Top of Text provided
Ash spill tops list of disasters in 2000s

Nov 25 - McClatchy-Tribune Regional News - Steve Ahillen The Knoxville News-Sentinel, Tenn.

 

The trees were moving up the cove.

That's how firefighter Chris Copeland described what he saw as he looked out the window of his home in the Swan Pond community of Roane County on the night of Dec. 22, 2008. What Copeland was explaining to News Sentinel reporter Scott Barker was just a small result of a catastrophic man-made disaster that came to be known as the Kingston ash spill.

A dike broke on a containment area at TVA's Kingston Fossil Plant and sent 5.4 million cubic yards of toxic coal ash sludge across the landscape, nearly burying some homes, oozing into the creeks and Emory River, killing fish and making the trees move as the sludge pushed them along.

The website earthfirst.com was to rate it America's worst man-made environmental disaster in history -- worse than the Exxon-Valdez oil spill, worse than the Three Mile Island nuclear accident.

Although no one died or was seriously injured, more than 22 residences were evacuated. Experts flying over the area in the days after the spill described it as a moonscape with ash 6 feet deep or more covered everything in sight.

The cleanup took more than three years and is technically still ongoing. The Tennessee Valley Authority announced early this year that it is counting on nature to complete the work by covering up an estimated 500,000 cubic yards -- about 9 percent of the total spilled -- with sediments.

More than 3.5 million cubic yards of ash was sent in 40,000 rail cars to an Alabama landfill.

TVA was held liable for the disaster and responsible for the cleanup cost estimated on the high end at $1.2 billion; however, the final tally is still to be decided.
Bottom of Text provided
Top of Data records
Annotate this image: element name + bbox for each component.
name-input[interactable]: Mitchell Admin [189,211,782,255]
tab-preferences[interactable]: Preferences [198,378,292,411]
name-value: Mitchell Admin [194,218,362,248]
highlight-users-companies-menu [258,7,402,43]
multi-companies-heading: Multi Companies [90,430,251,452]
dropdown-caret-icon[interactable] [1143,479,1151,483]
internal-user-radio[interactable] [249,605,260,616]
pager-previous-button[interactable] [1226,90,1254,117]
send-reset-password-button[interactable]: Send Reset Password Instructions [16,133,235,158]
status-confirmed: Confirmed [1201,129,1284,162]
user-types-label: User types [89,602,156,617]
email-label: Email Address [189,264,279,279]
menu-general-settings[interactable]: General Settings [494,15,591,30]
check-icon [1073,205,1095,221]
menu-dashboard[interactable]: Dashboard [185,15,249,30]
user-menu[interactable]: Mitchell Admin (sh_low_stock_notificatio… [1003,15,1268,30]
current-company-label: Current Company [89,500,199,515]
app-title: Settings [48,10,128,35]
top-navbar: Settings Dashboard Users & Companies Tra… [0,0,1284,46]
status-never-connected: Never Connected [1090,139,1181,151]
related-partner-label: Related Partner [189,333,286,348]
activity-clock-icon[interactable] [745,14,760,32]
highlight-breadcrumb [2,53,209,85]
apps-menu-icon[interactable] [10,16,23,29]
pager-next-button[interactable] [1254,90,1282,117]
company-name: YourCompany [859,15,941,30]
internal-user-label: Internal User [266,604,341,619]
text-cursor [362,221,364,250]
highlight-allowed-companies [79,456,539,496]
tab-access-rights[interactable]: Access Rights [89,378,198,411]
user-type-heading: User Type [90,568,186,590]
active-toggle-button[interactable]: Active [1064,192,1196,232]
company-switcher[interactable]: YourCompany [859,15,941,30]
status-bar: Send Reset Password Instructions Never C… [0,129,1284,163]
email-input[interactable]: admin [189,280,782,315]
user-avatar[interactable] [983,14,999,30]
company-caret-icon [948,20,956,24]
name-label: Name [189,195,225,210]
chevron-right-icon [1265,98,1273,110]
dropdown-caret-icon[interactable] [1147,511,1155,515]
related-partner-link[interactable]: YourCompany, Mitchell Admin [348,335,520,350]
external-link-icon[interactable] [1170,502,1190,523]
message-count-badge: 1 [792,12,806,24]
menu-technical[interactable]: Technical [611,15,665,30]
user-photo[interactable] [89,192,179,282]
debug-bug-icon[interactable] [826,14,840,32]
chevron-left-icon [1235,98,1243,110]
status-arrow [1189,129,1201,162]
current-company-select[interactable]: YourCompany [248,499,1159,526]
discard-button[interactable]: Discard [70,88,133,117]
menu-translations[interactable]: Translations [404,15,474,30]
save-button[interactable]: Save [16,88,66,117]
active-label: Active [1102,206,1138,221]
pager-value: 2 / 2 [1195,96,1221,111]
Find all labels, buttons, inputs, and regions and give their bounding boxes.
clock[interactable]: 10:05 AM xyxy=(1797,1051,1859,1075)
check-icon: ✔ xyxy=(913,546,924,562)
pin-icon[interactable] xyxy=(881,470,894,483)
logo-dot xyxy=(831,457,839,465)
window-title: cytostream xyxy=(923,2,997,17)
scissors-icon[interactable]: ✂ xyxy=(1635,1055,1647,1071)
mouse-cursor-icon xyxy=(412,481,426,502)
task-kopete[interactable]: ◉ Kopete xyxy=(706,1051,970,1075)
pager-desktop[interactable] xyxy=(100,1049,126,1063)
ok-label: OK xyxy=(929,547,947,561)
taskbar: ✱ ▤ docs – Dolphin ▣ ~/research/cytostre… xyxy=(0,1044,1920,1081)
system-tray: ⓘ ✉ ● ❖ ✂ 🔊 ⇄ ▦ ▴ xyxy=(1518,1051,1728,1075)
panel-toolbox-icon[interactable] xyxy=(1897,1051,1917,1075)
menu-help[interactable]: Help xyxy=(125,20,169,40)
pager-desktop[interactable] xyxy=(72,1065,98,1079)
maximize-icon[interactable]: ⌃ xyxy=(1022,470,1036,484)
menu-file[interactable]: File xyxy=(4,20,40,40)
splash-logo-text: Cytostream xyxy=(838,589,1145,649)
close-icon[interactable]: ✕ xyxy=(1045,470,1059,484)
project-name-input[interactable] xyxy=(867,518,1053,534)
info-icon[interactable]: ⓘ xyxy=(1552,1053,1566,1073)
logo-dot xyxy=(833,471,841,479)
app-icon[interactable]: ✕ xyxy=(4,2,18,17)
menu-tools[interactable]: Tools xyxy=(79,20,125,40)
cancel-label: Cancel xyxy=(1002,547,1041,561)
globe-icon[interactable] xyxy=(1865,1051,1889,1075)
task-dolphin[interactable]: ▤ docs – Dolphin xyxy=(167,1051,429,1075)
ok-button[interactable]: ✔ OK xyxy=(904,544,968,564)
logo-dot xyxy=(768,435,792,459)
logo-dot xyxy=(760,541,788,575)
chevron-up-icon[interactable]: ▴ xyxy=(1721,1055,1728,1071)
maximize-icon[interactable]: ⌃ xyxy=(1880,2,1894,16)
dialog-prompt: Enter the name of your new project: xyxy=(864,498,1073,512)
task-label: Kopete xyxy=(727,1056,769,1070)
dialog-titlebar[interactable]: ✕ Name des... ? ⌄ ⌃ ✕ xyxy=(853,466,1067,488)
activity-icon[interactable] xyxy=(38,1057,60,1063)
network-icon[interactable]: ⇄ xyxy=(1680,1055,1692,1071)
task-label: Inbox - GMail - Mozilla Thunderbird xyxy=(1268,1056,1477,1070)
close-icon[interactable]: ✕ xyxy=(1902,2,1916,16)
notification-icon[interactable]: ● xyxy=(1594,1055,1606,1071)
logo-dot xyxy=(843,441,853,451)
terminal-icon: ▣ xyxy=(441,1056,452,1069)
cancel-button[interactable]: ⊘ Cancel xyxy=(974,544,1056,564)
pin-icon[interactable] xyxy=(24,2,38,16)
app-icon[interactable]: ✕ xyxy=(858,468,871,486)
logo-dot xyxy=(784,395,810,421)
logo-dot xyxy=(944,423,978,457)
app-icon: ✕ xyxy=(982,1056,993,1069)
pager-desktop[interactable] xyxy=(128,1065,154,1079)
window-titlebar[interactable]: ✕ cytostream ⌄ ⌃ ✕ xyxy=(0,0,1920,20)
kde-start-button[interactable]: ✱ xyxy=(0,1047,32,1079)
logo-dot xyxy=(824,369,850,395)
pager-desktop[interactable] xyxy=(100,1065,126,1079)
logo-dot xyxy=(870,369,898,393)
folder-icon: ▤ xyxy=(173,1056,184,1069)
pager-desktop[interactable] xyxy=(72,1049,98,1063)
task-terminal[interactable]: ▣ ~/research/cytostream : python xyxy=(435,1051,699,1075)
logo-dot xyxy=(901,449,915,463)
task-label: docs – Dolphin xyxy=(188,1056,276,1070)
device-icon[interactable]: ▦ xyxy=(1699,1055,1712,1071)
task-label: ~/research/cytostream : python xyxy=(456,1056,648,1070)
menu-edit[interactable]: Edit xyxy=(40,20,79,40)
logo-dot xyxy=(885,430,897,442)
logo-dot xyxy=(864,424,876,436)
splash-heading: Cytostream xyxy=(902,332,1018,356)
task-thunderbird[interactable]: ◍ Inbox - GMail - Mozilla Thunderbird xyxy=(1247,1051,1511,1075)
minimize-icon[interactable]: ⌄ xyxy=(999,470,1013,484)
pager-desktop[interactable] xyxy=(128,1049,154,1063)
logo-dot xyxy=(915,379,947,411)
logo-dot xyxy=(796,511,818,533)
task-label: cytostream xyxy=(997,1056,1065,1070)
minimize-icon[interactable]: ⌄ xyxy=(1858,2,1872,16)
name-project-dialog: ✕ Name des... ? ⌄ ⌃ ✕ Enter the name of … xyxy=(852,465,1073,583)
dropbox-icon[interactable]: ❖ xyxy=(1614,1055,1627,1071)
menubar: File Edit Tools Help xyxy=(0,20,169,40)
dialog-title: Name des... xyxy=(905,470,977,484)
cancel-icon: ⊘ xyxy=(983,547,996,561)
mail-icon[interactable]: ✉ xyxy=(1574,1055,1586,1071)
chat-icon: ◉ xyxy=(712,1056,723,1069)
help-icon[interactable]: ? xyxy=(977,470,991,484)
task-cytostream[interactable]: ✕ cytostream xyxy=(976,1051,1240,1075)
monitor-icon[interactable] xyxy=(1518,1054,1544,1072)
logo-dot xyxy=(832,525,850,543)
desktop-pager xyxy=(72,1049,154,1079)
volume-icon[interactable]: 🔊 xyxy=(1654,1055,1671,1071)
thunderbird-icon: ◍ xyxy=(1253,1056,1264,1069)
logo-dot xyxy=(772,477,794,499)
Bottom of Data records
• **Required tasks**
• A. Answer these questions from the Kingston ash spill article:
(i) How many cubic yards of coal ash sludge did the broken dike send across the landscape?
(ii) In how many rail cars was ash sent to an Alabama landfill?
(iii) What is the high-end estimate of the cleanup cost that TVA was held responsible for?
• B. Reproduce the Kingston ash spill article word for word, starting with "That's how firefighter" and going on through "Island nuclear accident.".
• C. Proceed with the Kingston ash spill article, picking up right after its final sentence.

• **List of answers**
• A.
(i) 5.4 million cubic yards
(ii) 40,000 rail cars
(iii) $1.2 billion

• B.
That's how firefighter Chris Copeland described what he saw as he looked out the window of his home in the Swan Pond community of Roane County on the night of Dec. 22, 2008. What Copeland was explaining to News Sentinel reporter Scott Barker was just a small result of a catastrophic man-made disaster that came to be known as the Kingston ash spill.

A dike broke on a containment area at TVA's Kingston Fossil Plant and sent 5.4 million cubic yards of toxic coal ash sludge across the landscape, nearly burying some homes, oozing into the creeks and Emory River, killing fish and making the trees move as the sludge pushed them along.

The website earthfirst.com was to rate it America's worst man-made environmental disaster in history -- worse than the Exxon-Valdez oil spill, worse than the Three Mile Island nuclear accident.

• C.
That cost estimate does not include damages that could be awarded to 872 plaintiffs, who sued TVA. In August, federal Judge Tom Varlan found TVA liable in those suits and this past Monday ordered both sides to agree on a mediator within the first 30 days. More people are still allowed to sue until 2014.

A much smaller, but more deadly accident occurred on April 5, 2011. Workers John Eslinger and Don Storey died when an equalization basin's east wall collapsed at the Gatlinburg Wastewater Treatment Plant. The break resulted in nearly 1 million gallons of raw sewage pouring into the Little Pigeon River. Families of both workers filed separate $17 million lawsuits.

The list of man-made disasters also includes a train wreck on Sept. 15, 2002, in Farragut that caused the evacuation of thousands of people because one of the trains was carrying sulfuric acid. The McClung warehouses, highly visible in downtown Knoxville, were even more so on Feb. 7, 2007, when they went up in flames.

Nature also had its moments.

A tornado ripped through the Morgan County community of Mossy Grove on Nov. 10, 2002, killing seven and injuring 28; another hit Pleasant Hill in Greene County on April 27, 2011, claiming six lives and injuring 33. That same day -- a day on which 20 tornadoes were spotted in the area -- a violent hailstorm sent damage into the multimillions as home repair personnel converged on Knox and surrounding counties, insurance companies worked around the clock, and cars -- their bodies peppered with hundreds of dimples -- were totaled. Another round of devastating thunderstorms raked East Tennessee on June 21, 2011, and left 127,000 Knoxville Utilities Board customers without power -- the worst power outage in the utility's history.

Floods, usually minor, remain a problem: One on Feb. 28, 2011, forced the evacuation of some homes.

A violent storm that lashed the Smoky Mountains on July 6, 2012, left two dead when a tree fell on them.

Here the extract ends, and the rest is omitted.